*TASK DESCRIPTION*
Edit the entries below by replacing "lag time" with "delay time" and keeping everything else unchanged. Omit the pictures from your version.

*DATASET RECORDS*
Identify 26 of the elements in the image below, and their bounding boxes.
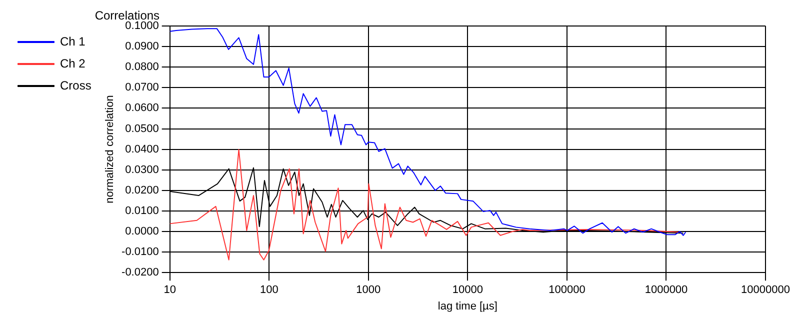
x-axis-title: lag time [µs] <box>438 300 498 312</box>
chart-title: Correlations <box>94 8 160 22</box>
y-tick-label: 0.0000 <box>125 226 159 238</box>
x-tick-label: 1000 <box>356 284 381 296</box>
y-tick-label: 0.0300 <box>125 164 159 176</box>
legend-label: Ch 2 <box>60 56 86 70</box>
y-tick-label: 0.0900 <box>125 40 159 53</box>
x-tick-label: 100 <box>260 284 278 296</box>
y-tick-label: 0.0100 <box>125 204 159 217</box>
x-tick-label: 10000000 <box>741 284 790 296</box>
x-tick-label: 100000 <box>548 284 586 296</box>
y-tick-label: 0.1000 <box>125 20 159 32</box>
y-tick-label: 0.0800 <box>125 61 159 74</box>
x-tick-label: 10000 <box>452 284 483 296</box>
x-tick-label: 10 <box>164 284 176 296</box>
y-tick-label: 0.0500 <box>125 122 159 135</box>
y-tick-label: 0.0700 <box>125 82 159 94</box>
x-tick-label: 1000000 <box>644 284 688 296</box>
y-tick-label: 0.0200 <box>125 184 159 196</box>
y-tick-label: -0.0200 <box>122 266 159 279</box>
legend-label: Cross <box>60 78 92 92</box>
y-tick-label: 0.0400 <box>125 143 159 156</box>
y-tick-label: -0.0100 <box>122 246 159 258</box>
legend-label: Ch 1 <box>60 34 86 48</box>
y-tick-label: 0.0600 <box>125 102 159 114</box>
y-axis-title: normalized correlation <box>104 95 116 204</box>
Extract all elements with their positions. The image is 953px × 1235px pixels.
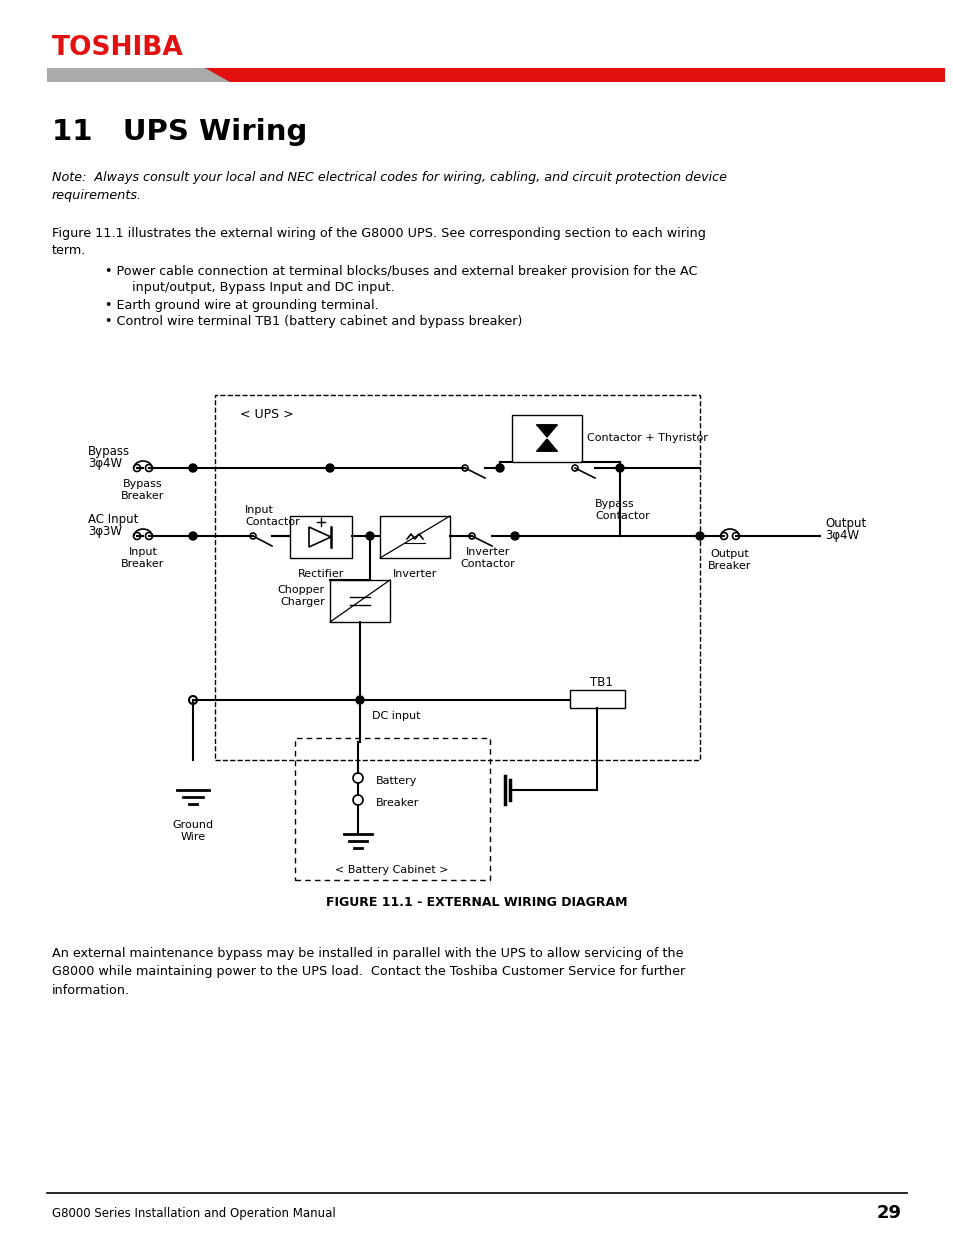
Text: Ground: Ground (172, 820, 213, 830)
Text: Breaker: Breaker (375, 798, 419, 808)
Text: < UPS >: < UPS > (240, 409, 294, 421)
Bar (294, 739, 490, 881)
Text: Bypass: Bypass (595, 499, 634, 509)
Text: Wire: Wire (180, 832, 205, 842)
Circle shape (496, 464, 503, 472)
Text: 29: 29 (876, 1204, 901, 1221)
Text: Battery: Battery (375, 776, 416, 785)
Circle shape (511, 532, 518, 540)
Polygon shape (537, 425, 557, 437)
Text: FIGURE 11.1 - EXTERNAL WIRING DIAGRAM: FIGURE 11.1 - EXTERNAL WIRING DIAGRAM (326, 897, 627, 909)
Text: TOSHIBA: TOSHIBA (52, 35, 184, 61)
Text: Chopper: Chopper (277, 585, 325, 595)
Text: input/output, Bypass Input and DC input.: input/output, Bypass Input and DC input. (120, 282, 395, 294)
Circle shape (696, 532, 703, 540)
Text: term.: term. (52, 245, 87, 258)
Bar (512, 415, 581, 462)
Text: Figure 11.1 illustrates the external wiring of the G8000 UPS. See corresponding : Figure 11.1 illustrates the external wir… (52, 226, 705, 240)
Text: Note:  Always consult your local and NEC electrical codes for wiring, cabling, a: Note: Always consult your local and NEC … (52, 172, 726, 184)
Text: requirements.: requirements. (52, 189, 142, 203)
Text: AC Input: AC Input (88, 514, 138, 526)
Polygon shape (205, 68, 944, 82)
Text: • Earth ground wire at grounding terminal.: • Earth ground wire at grounding termina… (105, 299, 378, 311)
Bar (379, 516, 450, 558)
Text: Input: Input (245, 505, 274, 515)
Bar (569, 690, 624, 708)
Text: DC input: DC input (372, 711, 420, 721)
Text: G8000 while maintaining power to the UPS load.  Contact the Toshiba Customer Ser: G8000 while maintaining power to the UPS… (52, 966, 684, 978)
Circle shape (326, 464, 334, 472)
Text: Breaker: Breaker (121, 492, 165, 501)
Polygon shape (537, 438, 557, 451)
Text: Breaker: Breaker (707, 561, 751, 571)
Circle shape (355, 697, 364, 704)
Text: Breaker: Breaker (121, 559, 165, 569)
Text: 3φ3W: 3φ3W (88, 526, 122, 538)
Text: Inverter: Inverter (393, 569, 436, 579)
Text: Contactor: Contactor (595, 511, 649, 521)
Polygon shape (47, 68, 234, 82)
Text: < Battery Cabinet >: < Battery Cabinet > (335, 864, 448, 876)
Text: 11   UPS Wiring: 11 UPS Wiring (52, 119, 307, 146)
Text: • Power cable connection at terminal blocks/buses and external breaker provision: • Power cable connection at terminal blo… (105, 266, 697, 279)
Text: 3φ4W: 3φ4W (88, 457, 122, 471)
Text: information.: information. (52, 983, 130, 997)
Circle shape (366, 532, 374, 540)
Text: TB1: TB1 (589, 676, 612, 688)
Text: Bypass: Bypass (123, 479, 163, 489)
Text: 3φ4W: 3φ4W (824, 530, 859, 542)
Text: Inverter: Inverter (465, 547, 510, 557)
Text: Rectifier: Rectifier (297, 569, 344, 579)
Bar (330, 580, 390, 622)
Bar (214, 395, 700, 760)
Text: Charger: Charger (280, 597, 325, 606)
Text: Contactor + Thyristor: Contactor + Thyristor (586, 433, 707, 443)
Bar (290, 516, 352, 558)
Text: Input: Input (129, 547, 157, 557)
Text: • Control wire terminal TB1 (battery cabinet and bypass breaker): • Control wire terminal TB1 (battery cab… (105, 315, 522, 327)
Text: Contactor: Contactor (460, 559, 515, 569)
Text: Output: Output (824, 517, 865, 531)
Text: Bypass: Bypass (88, 446, 130, 458)
Text: G8000 Series Installation and Operation Manual: G8000 Series Installation and Operation … (52, 1207, 335, 1219)
Text: Output: Output (710, 550, 749, 559)
Text: An external maintenance bypass may be installed in parallel with the UPS to allo: An external maintenance bypass may be in… (52, 947, 682, 961)
Circle shape (616, 464, 623, 472)
Text: Contactor: Contactor (245, 517, 299, 527)
Circle shape (189, 464, 196, 472)
Circle shape (189, 532, 196, 540)
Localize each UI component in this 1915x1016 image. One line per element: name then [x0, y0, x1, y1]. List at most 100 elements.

*ANSWER FOR THE TASK*
Identify 26 of the elements in the image below, and their bounding boxes.
x-axis-title: delay time [µs] <box>438 300 498 312</box>
chart-title: Correlations <box>94 8 160 22</box>
y-tick-label: 0.0000 <box>125 226 159 238</box>
x-tick-label: 1000 <box>356 284 381 296</box>
y-tick-label: 0.0300 <box>125 164 159 176</box>
legend-label: Ch 2 <box>60 56 86 70</box>
y-tick-label: 0.0900 <box>125 40 159 53</box>
x-tick-label: 100 <box>260 284 278 296</box>
y-tick-label: 0.0100 <box>125 204 159 217</box>
x-tick-label: 10000000 <box>741 284 790 296</box>
x-tick-label: 100000 <box>548 284 586 296</box>
y-tick-label: 0.1000 <box>125 20 159 32</box>
y-tick-label: 0.0800 <box>125 61 159 74</box>
x-tick-label: 10000 <box>452 284 483 296</box>
x-tick-label: 10 <box>164 284 176 296</box>
y-tick-label: 0.0500 <box>125 122 159 135</box>
y-tick-label: 0.0700 <box>125 82 159 94</box>
x-tick-label: 1000000 <box>644 284 688 296</box>
y-tick-label: 0.0200 <box>125 184 159 196</box>
y-tick-label: -0.0200 <box>122 266 159 279</box>
legend-label: Cross <box>60 78 92 92</box>
y-tick-label: 0.0400 <box>125 143 159 156</box>
y-tick-label: -0.0100 <box>122 246 159 258</box>
legend-label: Ch 1 <box>60 34 86 48</box>
y-tick-label: 0.0600 <box>125 102 159 114</box>
y-axis-title: normalized correlation <box>104 95 116 204</box>
Extract all elements with their positions. The image is 953px × 1235px pixels.
Text: Ground: Ground (172, 820, 213, 830)
Text: Breaker: Breaker (375, 798, 419, 808)
Text: < UPS >: < UPS > (240, 409, 294, 421)
Bar (294, 739, 490, 881)
Text: Bypass: Bypass (595, 499, 634, 509)
Text: Wire: Wire (180, 832, 205, 842)
Circle shape (496, 464, 503, 472)
Text: 29: 29 (876, 1204, 901, 1221)
Text: Battery: Battery (375, 776, 416, 785)
Circle shape (511, 532, 518, 540)
Polygon shape (537, 425, 557, 437)
Text: FIGURE 11.1 - EXTERNAL WIRING DIAGRAM: FIGURE 11.1 - EXTERNAL WIRING DIAGRAM (326, 897, 627, 909)
Text: TOSHIBA: TOSHIBA (52, 35, 184, 61)
Text: Chopper: Chopper (277, 585, 325, 595)
Text: input/output, Bypass Input and DC input.: input/output, Bypass Input and DC input. (120, 282, 395, 294)
Circle shape (696, 532, 703, 540)
Text: term.: term. (52, 245, 87, 258)
Bar (512, 415, 581, 462)
Text: Figure 11.1 illustrates the external wiring of the G8000 UPS. See corresponding : Figure 11.1 illustrates the external wir… (52, 226, 705, 240)
Text: Note:  Always consult your local and NEC electrical codes for wiring, cabling, a: Note: Always consult your local and NEC … (52, 172, 726, 184)
Text: requirements.: requirements. (52, 189, 142, 203)
Text: AC Input: AC Input (88, 514, 138, 526)
Polygon shape (205, 68, 944, 82)
Text: • Earth ground wire at grounding terminal.: • Earth ground wire at grounding termina… (105, 299, 378, 311)
Bar (379, 516, 450, 558)
Text: Input: Input (245, 505, 274, 515)
Bar (569, 690, 624, 708)
Text: DC input: DC input (372, 711, 420, 721)
Text: G8000 while maintaining power to the UPS load.  Contact the Toshiba Customer Ser: G8000 while maintaining power to the UPS… (52, 966, 684, 978)
Circle shape (326, 464, 334, 472)
Text: Breaker: Breaker (121, 492, 165, 501)
Polygon shape (537, 438, 557, 451)
Text: Breaker: Breaker (707, 561, 751, 571)
Circle shape (355, 697, 364, 704)
Text: Breaker: Breaker (121, 559, 165, 569)
Text: 3φ3W: 3φ3W (88, 526, 122, 538)
Text: Inverter: Inverter (393, 569, 436, 579)
Text: Contactor: Contactor (595, 511, 649, 521)
Polygon shape (47, 68, 234, 82)
Text: < Battery Cabinet >: < Battery Cabinet > (335, 864, 448, 876)
Text: 11   UPS Wiring: 11 UPS Wiring (52, 119, 307, 146)
Text: • Power cable connection at terminal blocks/buses and external breaker provision: • Power cable connection at terminal blo… (105, 266, 697, 279)
Text: 3φ4W: 3φ4W (88, 457, 122, 471)
Text: information.: information. (52, 983, 130, 997)
Circle shape (366, 532, 374, 540)
Text: TB1: TB1 (589, 676, 612, 688)
Text: Bypass: Bypass (123, 479, 163, 489)
Text: 3φ4W: 3φ4W (824, 530, 859, 542)
Text: Inverter: Inverter (465, 547, 510, 557)
Text: Rectifier: Rectifier (297, 569, 344, 579)
Bar (330, 580, 390, 622)
Bar (214, 395, 700, 760)
Text: Charger: Charger (280, 597, 325, 606)
Text: Contactor + Thyristor: Contactor + Thyristor (586, 433, 707, 443)
Bar (290, 516, 352, 558)
Text: Input: Input (129, 547, 157, 557)
Text: • Control wire terminal TB1 (battery cabinet and bypass breaker): • Control wire terminal TB1 (battery cab… (105, 315, 522, 327)
Text: Contactor: Contactor (460, 559, 515, 569)
Text: Output: Output (824, 517, 865, 531)
Text: Bypass: Bypass (88, 446, 130, 458)
Text: G8000 Series Installation and Operation Manual: G8000 Series Installation and Operation … (52, 1207, 335, 1219)
Text: Output: Output (710, 550, 749, 559)
Text: An external maintenance bypass may be installed in parallel with the UPS to allo: An external maintenance bypass may be in… (52, 947, 682, 961)
Circle shape (616, 464, 623, 472)
Text: Contactor: Contactor (245, 517, 299, 527)
Circle shape (189, 464, 196, 472)
Circle shape (189, 532, 196, 540)
Localize each UI component in this 1915x1016 image. One line per element: name then [x0, y0, x1, y1]. List at most 100 elements.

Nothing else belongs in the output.